BEGIN Input for this task
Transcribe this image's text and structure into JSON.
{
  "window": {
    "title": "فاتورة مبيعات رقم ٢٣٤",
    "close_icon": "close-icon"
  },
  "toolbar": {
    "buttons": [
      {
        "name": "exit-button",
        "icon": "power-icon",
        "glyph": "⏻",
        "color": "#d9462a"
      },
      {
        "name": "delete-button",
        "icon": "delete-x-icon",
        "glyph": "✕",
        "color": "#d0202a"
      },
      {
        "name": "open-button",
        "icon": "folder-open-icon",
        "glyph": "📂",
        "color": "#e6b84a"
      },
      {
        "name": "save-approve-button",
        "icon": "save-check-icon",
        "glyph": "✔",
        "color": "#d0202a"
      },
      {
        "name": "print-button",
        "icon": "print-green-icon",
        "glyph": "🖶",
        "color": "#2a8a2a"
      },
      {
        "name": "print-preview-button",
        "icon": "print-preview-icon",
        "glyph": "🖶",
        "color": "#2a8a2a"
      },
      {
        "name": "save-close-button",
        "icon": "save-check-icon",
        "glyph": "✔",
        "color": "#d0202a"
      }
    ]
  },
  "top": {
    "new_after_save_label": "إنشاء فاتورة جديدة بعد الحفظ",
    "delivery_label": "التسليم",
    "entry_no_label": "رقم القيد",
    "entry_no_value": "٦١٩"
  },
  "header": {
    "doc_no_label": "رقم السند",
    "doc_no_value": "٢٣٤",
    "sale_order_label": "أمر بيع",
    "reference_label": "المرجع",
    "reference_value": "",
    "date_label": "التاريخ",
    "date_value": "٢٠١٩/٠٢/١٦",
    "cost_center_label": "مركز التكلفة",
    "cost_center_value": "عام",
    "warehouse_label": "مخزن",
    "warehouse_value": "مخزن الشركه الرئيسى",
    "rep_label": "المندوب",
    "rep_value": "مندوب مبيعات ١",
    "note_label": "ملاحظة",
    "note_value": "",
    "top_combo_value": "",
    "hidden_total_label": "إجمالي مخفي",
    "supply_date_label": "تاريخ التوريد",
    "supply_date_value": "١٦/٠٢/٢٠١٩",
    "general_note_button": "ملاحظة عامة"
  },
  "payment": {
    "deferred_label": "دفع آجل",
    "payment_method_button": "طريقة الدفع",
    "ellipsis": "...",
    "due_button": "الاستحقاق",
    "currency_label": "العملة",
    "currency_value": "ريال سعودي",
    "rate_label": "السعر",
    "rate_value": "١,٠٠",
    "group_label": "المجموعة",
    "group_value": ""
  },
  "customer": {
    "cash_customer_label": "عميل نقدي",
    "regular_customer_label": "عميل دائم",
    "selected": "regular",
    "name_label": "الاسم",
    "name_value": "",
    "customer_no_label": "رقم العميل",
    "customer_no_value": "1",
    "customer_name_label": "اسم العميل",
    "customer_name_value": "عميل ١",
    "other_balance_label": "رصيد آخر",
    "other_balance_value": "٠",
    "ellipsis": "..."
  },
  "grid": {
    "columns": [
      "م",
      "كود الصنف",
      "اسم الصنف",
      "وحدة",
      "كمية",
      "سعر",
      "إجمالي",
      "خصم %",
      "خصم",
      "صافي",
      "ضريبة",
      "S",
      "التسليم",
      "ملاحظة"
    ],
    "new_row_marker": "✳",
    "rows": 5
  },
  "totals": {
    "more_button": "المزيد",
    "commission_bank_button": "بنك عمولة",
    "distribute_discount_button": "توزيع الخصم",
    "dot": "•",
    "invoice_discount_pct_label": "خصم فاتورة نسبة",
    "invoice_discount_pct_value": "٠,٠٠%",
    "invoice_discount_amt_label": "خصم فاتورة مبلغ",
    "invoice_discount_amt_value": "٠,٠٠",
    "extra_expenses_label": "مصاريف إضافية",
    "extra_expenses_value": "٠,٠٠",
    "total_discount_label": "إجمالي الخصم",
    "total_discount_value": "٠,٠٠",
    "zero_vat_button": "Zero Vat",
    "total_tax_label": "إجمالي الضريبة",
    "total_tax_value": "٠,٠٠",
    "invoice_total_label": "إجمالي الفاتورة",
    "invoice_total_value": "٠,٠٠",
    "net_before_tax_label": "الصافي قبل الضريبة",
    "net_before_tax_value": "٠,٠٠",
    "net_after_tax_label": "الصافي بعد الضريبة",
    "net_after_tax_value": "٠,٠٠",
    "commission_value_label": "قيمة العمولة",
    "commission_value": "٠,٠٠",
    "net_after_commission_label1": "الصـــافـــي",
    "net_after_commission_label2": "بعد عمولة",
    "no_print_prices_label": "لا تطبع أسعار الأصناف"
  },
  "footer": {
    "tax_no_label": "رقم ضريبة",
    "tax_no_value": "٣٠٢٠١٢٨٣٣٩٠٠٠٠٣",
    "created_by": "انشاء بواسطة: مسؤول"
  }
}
END Input for this task
*Instruction:* Write out the entries above word for word.

*Output for this exercise:*
Transcribe this image's text and structure into JSON.
{
  "window": {
    "title": "فاتورة مبيعات رقم ٢٣٤",
    "close_icon": "close-icon"
  },
  "toolbar": {
    "buttons": [
      {
        "name": "exit-button",
        "icon": "power-icon",
        "glyph": "⏻",
        "color": "#d9462a"
      },
      {
        "name": "delete-button",
        "icon": "delete-x-icon",
        "glyph": "✕",
        "color": "#d0202a"
      },
      {
        "name": "open-button",
        "icon": "folder-open-icon",
        "glyph": "📂",
        "color": "#e6b84a"
      },
      {
        "name": "save-approve-button",
        "icon": "save-check-icon",
        "glyph": "✔",
        "color": "#d0202a"
      },
      {
        "name": "print-button",
        "icon": "print-green-icon",
        "glyph": "🖶",
        "color": "#2a8a2a"
      },
      {
        "name": "print-preview-button",
        "icon": "print-preview-icon",
        "glyph": "🖶",
        "color": "#2a8a2a"
      },
      {
        "name": "save-close-button",
        "icon": "save-check-icon",
        "glyph": "✔",
        "color": "#d0202a"
      }
    ]
  },
  "top": {
    "new_after_save_label": "إنشاء فاتورة جديدة بعد الحفظ",
    "delivery_label": "التسليم",
    "entry_no_label": "رقم القيد",
    "entry_no_value": "٦١٩"
  },
  "header": {
    "doc_no_label": "رقم السند",
    "doc_no_value": "٢٣٤",
    "sale_order_label": "أمر بيع",
    "reference_label": "المرجع",
    "reference_value": "",
    "date_label": "التاريخ",
    "date_value": "٢٠١٩/٠٢/١٦",
    "cost_center_label": "مركز التكلفة",
    "cost_center_value": "عام",
    "warehouse_label": "مخزن",
    "warehouse_value": "مخزن الشركه الرئيسى",
    "rep_label": "المندوب",
    "rep_value": "مندوب مبيعات ١",
    "note_label": "ملاحظة",
    "note_value": "",
    "top_combo_value": "",
    "hidden_total_label": "إجمالي مخفي",
    "supply_date_label": "تاريخ التوريد",
    "supply_date_value": "١٦/٠٢/٢٠١٩",
    "general_note_button": "ملاحظة عامة"
  },
  "payment": {
    "deferred_label": "دفع آجل",
    "payment_method_button": "طريقة الدفع",
    "ellipsis": "...",
    "due_button": "الاستحقاق",
    "currency_label": "العملة",
    "currency_value": "ريال سعودي",
    "rate_label": "السعر",
    "rate_value": "١,٠٠",
    "group_label": "المجموعة",
    "group_value": ""
  },
  "customer": {
    "cash_customer_label": "عميل نقدي",
    "regular_customer_label": "عميل دائم",
    "selected": "regular",
    "name_label": "الاسم",
    "name_value": "",
    "customer_no_label": "رقم العميل",
    "customer_no_value": "1",
    "customer_name_label": "اسم العميل",
    "customer_name_value": "عميل ١",
    "other_balance_label": "رصيد آخر",
    "other_balance_value": "٠",
    "ellipsis": "..."
  },
  "grid": {
    "columns": [
      "م",
      "كود الصنف",
      "اسم الصنف",
      "وحدة",
      "كمية",
      "سعر",
      "إجمالي",
      "خصم %",
      "خصم",
      "صافي",
      "ضريبة",
      "S",
      "التسليم",
      "ملاحظة"
    ],
    "new_row_marker": "✳",
    "rows": 5
  },
  "totals": {
    "more_button": "المزيد",
    "commission_bank_button": "بنك عمولة",
    "distribute_discount_button": "توزيع الخصم",
    "dot": "•",
    "invoice_discount_pct_label": "خصم فاتورة نسبة",
    "invoice_discount_pct_value": "٠,٠٠%",
    "invoice_discount_amt_label": "خصم فاتورة مبلغ",
    "invoice_discount_amt_value": "٠,٠٠",
    "extra_expenses_label": "مصاريف إضافية",
    "extra_expenses_value": "٠,٠٠",
    "total_discount_label": "إجمالي الخصم",
    "total_discount_value": "٠,٠٠",
    "zero_vat_button": "Zero Vat",
    "total_tax_label": "إجمالي الضريبة",
    "total_tax_value": "٠,٠٠",
    "invoice_total_label": "إجمالي الفاتورة",
    "invoice_total_value": "٠,٠٠",
    "net_before_tax_label": "الصافي قبل الضريبة",
    "net_before_tax_value": "٠,٠٠",
    "net_after_tax_label": "الصافي بعد الضريبة",
    "net_after_tax_value": "٠,٠٠",
    "commission_value_label": "قيمة العمولة",
    "commission_value": "٠,٠٠",
    "net_after_commission_label1": "الصـــافـــي",
    "net_after_commission_label2": "بعد عمولة",
    "no_print_prices_label": "لا تطبع أسعار الأصناف"
  },
  "footer": {
    "tax_no_label": "رقم ضريبة",
    "tax_no_value": "٣٠٢٠١٢٨٣٣٩٠٠٠٠٣",
    "created_by": "انشاء بواسطة: مسؤول"
  }
}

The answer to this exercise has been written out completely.